§ Task statement: In the data below, locate each line with the word "рождения" and list it.

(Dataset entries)

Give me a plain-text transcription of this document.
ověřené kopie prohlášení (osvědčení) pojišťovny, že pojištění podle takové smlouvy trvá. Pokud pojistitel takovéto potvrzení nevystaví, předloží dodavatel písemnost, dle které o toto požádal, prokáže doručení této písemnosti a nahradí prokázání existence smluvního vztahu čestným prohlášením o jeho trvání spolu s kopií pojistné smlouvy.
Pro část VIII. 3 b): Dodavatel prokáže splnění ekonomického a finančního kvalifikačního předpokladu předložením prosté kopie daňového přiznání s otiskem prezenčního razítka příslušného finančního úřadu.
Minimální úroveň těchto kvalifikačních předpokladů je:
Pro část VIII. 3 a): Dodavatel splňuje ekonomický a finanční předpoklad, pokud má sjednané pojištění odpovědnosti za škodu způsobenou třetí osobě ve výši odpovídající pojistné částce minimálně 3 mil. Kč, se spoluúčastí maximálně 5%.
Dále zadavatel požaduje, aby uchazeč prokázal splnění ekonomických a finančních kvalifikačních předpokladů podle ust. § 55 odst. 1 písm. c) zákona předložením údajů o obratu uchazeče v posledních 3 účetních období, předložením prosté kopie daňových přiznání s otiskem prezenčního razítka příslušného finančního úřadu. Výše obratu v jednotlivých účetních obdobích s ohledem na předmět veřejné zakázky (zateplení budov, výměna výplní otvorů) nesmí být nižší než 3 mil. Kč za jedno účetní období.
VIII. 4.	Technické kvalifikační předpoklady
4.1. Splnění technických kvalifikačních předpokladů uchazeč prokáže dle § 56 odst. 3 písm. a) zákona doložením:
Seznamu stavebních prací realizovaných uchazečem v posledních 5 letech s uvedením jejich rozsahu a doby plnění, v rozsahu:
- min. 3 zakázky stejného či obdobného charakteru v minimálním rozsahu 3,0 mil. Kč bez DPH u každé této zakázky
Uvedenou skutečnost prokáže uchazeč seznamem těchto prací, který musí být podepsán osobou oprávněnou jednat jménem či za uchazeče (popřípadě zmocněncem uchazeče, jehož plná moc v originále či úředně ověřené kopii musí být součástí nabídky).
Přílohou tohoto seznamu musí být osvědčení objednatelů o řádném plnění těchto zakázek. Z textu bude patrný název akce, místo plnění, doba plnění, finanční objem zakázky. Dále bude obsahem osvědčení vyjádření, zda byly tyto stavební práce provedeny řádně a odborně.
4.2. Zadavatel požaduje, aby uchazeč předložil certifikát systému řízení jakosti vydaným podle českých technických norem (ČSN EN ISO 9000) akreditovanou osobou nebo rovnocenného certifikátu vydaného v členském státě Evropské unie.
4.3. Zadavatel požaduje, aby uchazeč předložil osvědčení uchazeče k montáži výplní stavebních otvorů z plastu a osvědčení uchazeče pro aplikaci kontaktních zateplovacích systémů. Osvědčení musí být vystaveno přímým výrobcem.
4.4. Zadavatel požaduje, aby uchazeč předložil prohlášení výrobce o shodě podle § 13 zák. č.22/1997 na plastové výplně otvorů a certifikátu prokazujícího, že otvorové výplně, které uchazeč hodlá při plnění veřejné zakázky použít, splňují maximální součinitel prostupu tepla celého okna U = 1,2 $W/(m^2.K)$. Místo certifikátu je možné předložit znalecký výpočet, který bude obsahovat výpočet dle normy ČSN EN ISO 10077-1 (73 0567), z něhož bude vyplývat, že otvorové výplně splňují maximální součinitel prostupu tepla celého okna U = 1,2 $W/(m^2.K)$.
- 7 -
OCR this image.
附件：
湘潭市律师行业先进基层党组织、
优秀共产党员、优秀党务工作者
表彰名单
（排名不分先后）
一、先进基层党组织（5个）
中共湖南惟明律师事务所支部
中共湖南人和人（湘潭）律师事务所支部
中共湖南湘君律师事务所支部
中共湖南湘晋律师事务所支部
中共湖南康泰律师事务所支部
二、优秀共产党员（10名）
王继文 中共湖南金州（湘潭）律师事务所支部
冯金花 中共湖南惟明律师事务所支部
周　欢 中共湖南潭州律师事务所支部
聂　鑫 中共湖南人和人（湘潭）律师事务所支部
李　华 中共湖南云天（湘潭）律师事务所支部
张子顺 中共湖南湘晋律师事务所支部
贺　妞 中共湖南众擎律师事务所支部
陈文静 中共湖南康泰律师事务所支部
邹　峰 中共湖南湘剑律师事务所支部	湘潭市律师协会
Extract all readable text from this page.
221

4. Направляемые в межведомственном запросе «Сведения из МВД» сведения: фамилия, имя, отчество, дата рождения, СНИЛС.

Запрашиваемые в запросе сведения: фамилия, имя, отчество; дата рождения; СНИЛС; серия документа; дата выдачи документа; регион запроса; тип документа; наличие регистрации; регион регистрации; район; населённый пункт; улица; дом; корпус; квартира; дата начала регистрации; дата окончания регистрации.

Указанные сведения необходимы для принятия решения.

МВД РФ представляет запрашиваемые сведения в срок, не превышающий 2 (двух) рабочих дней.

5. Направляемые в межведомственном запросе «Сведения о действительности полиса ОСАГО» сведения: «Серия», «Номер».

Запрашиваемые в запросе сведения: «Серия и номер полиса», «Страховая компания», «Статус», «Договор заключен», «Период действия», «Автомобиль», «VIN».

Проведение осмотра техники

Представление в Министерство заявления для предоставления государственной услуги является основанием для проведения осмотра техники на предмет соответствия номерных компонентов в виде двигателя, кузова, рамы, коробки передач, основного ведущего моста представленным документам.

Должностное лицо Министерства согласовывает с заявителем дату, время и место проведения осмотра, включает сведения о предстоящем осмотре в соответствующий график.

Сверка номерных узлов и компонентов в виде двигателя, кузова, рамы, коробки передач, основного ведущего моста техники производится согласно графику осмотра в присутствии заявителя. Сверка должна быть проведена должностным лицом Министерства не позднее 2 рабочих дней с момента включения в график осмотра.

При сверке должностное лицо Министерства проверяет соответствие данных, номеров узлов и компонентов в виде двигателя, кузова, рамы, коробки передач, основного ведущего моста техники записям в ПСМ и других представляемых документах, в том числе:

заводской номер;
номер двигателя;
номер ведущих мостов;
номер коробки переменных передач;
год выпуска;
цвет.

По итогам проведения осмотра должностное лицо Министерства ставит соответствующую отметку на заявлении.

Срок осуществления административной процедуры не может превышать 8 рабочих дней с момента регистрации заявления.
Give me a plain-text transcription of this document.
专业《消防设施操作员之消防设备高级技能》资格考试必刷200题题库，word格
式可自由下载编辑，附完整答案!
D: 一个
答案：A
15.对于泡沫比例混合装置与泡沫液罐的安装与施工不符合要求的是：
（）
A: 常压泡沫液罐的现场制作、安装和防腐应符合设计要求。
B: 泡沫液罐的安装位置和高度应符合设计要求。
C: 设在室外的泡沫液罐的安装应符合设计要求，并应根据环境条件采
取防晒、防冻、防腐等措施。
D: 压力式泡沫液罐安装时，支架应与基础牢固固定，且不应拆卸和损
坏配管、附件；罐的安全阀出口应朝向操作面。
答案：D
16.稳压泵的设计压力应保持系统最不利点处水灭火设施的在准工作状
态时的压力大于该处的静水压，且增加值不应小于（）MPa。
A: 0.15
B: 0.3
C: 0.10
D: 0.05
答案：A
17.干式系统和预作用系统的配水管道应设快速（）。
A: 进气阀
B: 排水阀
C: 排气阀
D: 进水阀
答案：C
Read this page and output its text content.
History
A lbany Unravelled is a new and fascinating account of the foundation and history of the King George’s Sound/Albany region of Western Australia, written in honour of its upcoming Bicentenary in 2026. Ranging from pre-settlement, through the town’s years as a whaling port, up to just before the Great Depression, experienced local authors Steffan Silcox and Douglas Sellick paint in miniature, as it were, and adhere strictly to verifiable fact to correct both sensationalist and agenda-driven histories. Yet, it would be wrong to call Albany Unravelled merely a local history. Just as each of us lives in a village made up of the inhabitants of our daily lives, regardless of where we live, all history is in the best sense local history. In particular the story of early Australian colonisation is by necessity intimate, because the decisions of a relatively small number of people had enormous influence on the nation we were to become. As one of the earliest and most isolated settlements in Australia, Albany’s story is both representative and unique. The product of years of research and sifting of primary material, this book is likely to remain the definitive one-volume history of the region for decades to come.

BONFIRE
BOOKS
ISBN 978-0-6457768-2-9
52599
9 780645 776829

§ Response below:
4. Направляемые в межведомственном запросе «Сведения из МВД» сведения: фамилия, имя, отчество, дата рождения, СНИЛС.
Запрашиваемые в запросе сведения: фамилия, имя, отчество; дата рождения; СНИЛС; серия документа; дата выдачи документа; регион запроса; тип документа; наличие регистрации; регион регистрации; район; населённый пункт; улица; дом; корпус; квартира; дата начала регистрации; дата окончания регистрации.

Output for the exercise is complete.